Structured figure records
- - - - - - -
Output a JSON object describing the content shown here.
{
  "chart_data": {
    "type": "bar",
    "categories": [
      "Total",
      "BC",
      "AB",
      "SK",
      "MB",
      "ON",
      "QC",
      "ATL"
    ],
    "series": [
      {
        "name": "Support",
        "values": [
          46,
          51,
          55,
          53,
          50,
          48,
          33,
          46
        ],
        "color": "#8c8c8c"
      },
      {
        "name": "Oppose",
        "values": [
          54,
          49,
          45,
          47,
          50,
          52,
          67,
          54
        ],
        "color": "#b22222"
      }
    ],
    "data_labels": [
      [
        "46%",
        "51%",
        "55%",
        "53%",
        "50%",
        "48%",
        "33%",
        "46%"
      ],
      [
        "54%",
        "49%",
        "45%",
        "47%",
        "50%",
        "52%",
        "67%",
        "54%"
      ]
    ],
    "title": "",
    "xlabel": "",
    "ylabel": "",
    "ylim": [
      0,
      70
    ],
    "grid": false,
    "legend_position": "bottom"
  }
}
- - - - - - -
[Exercise]
Go back to the listing above and please repeat it exactly.

[Completed exercise]
Output a JSON object describing the content shown here.
{
  "chart_data": {
    "type": "bar",
    "categories": [
      "Total",
      "BC",
      "AB",
      "SK",
      "MB",
      "ON",
      "QC",
      "ATL"
    ],
    "series": [
      {
        "name": "Support",
        "values": [
          46,
          51,
          55,
          53,
          50,
          48,
          33,
          46
        ],
        "color": "#8c8c8c"
      },
      {
        "name": "Oppose",
        "values": [
          54,
          49,
          45,
          47,
          50,
          52,
          67,
          54
        ],
        "color": "#b22222"
      }
    ],
    "data_labels": [
      [
        "46%",
        "51%",
        "55%",
        "53%",
        "50%",
        "48%",
        "33%",
        "46%"
      ],
      [
        "54%",
        "49%",
        "45%",
        "47%",
        "50%",
        "52%",
        "67%",
        "54%"
      ]
    ],
    "title": "",
    "xlabel": "",
    "ylabel": "",
    "ylim": [
      0,
      70
    ],
    "grid": false,
    "legend_position": "bottom"
  }
}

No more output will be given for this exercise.